• [Exercise]: Below, find each line holding "Acordos" and state how many there are, using the number alone.

[Extracted data entries]
__________

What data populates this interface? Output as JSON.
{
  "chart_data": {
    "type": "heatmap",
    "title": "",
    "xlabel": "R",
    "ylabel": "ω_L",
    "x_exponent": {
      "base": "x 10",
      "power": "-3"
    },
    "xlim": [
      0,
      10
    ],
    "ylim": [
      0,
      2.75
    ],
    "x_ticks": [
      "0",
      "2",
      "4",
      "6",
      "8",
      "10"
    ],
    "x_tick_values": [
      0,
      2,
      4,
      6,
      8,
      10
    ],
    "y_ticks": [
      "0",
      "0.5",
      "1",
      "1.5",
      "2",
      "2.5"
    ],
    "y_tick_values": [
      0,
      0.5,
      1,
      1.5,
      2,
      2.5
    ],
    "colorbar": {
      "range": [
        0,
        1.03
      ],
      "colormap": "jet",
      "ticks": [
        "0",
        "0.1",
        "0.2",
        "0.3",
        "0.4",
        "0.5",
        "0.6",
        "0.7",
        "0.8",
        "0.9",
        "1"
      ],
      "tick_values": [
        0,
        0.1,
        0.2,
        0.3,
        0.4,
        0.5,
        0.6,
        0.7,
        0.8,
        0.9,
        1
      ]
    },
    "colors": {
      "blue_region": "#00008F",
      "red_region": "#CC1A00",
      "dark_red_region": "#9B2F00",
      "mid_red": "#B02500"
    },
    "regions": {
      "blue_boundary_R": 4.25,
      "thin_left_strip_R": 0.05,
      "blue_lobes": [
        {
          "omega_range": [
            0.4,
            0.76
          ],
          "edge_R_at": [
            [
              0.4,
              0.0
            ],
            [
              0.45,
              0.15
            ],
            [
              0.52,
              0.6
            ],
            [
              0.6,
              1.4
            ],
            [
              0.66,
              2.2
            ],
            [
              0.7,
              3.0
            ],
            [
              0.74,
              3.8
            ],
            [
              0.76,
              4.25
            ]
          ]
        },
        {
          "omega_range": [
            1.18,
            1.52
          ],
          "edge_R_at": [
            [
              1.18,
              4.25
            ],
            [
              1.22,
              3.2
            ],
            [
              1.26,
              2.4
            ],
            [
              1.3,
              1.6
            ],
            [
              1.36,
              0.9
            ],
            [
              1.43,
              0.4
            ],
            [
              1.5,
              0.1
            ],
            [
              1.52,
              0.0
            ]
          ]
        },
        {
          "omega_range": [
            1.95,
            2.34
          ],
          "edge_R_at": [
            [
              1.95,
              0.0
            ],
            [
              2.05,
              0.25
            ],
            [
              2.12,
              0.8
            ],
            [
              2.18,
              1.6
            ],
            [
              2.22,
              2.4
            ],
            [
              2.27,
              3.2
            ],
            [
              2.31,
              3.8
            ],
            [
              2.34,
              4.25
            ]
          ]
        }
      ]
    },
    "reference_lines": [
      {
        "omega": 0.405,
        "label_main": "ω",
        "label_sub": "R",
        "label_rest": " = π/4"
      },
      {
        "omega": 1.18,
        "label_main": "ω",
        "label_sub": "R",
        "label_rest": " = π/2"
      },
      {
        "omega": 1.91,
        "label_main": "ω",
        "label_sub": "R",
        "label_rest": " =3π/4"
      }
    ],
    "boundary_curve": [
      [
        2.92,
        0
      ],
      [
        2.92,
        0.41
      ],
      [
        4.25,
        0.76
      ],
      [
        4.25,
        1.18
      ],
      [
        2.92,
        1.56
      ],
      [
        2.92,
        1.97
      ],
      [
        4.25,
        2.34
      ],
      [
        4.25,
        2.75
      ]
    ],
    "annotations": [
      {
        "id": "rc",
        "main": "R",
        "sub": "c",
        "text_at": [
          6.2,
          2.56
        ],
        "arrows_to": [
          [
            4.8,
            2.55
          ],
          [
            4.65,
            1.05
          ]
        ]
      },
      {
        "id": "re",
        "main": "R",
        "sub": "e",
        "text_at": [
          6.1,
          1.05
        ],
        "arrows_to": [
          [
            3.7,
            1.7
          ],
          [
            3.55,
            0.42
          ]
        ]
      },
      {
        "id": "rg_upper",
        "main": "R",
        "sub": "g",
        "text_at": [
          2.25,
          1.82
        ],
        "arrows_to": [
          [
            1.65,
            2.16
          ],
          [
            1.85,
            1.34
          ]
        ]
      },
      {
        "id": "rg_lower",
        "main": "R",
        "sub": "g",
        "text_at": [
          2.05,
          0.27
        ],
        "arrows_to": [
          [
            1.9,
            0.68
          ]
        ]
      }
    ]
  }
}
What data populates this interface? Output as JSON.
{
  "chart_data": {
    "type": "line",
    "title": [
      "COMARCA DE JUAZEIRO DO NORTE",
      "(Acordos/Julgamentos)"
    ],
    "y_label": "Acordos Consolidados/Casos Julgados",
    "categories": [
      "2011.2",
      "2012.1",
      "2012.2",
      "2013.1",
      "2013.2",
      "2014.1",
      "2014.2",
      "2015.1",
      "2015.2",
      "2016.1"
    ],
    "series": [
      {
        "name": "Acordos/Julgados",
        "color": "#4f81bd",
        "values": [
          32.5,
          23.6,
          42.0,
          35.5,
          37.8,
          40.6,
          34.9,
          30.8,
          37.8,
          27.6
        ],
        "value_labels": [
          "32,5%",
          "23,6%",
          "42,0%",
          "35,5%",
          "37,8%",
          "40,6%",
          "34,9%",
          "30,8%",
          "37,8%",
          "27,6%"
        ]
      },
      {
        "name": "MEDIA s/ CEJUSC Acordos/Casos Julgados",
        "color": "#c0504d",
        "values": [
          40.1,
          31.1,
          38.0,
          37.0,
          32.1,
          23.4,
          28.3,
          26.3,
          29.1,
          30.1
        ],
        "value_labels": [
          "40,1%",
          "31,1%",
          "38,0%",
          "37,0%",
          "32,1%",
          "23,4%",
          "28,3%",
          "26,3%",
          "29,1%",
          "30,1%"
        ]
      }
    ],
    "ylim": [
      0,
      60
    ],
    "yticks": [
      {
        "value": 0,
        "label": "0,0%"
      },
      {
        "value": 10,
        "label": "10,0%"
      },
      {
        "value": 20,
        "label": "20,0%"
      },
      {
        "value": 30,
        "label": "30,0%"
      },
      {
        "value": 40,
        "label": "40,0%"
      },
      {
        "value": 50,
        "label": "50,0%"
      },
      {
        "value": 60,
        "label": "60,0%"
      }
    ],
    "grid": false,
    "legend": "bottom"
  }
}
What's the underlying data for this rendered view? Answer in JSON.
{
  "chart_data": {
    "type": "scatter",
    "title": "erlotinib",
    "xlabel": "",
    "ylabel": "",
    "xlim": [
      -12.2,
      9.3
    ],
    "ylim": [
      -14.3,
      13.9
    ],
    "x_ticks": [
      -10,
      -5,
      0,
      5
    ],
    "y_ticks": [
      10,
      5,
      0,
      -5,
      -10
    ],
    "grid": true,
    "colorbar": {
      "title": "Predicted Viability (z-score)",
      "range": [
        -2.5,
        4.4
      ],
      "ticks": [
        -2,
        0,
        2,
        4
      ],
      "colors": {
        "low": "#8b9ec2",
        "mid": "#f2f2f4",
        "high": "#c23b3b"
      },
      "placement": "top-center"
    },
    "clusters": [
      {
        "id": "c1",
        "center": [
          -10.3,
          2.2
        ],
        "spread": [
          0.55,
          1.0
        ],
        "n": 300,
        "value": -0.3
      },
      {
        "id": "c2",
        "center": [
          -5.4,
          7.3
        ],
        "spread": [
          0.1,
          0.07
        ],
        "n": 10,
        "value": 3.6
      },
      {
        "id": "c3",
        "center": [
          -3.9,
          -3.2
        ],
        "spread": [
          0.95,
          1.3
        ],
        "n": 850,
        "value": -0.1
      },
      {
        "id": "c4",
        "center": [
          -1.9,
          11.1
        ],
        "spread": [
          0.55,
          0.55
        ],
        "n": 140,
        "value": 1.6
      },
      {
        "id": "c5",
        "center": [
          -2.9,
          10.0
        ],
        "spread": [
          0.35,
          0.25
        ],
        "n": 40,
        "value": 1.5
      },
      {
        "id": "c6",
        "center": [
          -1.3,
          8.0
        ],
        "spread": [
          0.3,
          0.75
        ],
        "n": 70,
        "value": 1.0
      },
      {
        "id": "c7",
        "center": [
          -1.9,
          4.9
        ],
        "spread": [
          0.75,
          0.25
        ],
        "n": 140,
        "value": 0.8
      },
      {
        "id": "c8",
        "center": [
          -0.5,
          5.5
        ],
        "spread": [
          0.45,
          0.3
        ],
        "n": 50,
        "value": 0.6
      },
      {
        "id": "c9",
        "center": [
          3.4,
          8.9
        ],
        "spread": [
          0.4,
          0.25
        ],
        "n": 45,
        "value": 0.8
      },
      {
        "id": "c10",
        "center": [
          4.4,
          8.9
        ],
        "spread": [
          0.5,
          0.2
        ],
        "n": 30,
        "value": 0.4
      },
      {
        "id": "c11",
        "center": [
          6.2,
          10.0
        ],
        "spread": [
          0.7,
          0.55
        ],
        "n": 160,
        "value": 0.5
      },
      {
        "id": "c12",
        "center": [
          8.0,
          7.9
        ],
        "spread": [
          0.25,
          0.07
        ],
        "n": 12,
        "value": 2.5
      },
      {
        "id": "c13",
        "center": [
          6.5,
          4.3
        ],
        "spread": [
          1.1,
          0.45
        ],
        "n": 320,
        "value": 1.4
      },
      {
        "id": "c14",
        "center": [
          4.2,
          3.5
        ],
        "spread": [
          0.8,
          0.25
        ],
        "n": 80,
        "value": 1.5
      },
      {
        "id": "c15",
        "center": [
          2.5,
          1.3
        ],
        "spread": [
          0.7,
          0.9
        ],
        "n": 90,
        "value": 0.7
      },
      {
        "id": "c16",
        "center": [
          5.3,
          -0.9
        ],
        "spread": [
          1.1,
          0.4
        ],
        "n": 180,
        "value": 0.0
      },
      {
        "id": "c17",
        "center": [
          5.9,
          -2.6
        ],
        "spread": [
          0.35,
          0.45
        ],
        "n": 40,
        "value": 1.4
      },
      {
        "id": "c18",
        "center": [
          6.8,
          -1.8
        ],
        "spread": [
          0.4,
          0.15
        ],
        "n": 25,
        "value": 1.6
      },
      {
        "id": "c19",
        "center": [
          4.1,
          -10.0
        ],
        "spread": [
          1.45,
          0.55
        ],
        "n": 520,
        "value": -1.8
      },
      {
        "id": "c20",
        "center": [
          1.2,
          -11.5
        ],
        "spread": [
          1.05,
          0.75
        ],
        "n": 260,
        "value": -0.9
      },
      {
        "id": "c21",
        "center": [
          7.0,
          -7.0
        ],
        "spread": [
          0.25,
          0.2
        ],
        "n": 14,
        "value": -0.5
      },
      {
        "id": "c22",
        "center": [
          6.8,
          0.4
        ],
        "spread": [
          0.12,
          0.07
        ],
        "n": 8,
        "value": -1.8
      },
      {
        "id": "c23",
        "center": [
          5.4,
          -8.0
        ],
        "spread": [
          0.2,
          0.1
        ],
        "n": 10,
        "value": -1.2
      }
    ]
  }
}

__________

• [Finished exercise]: 4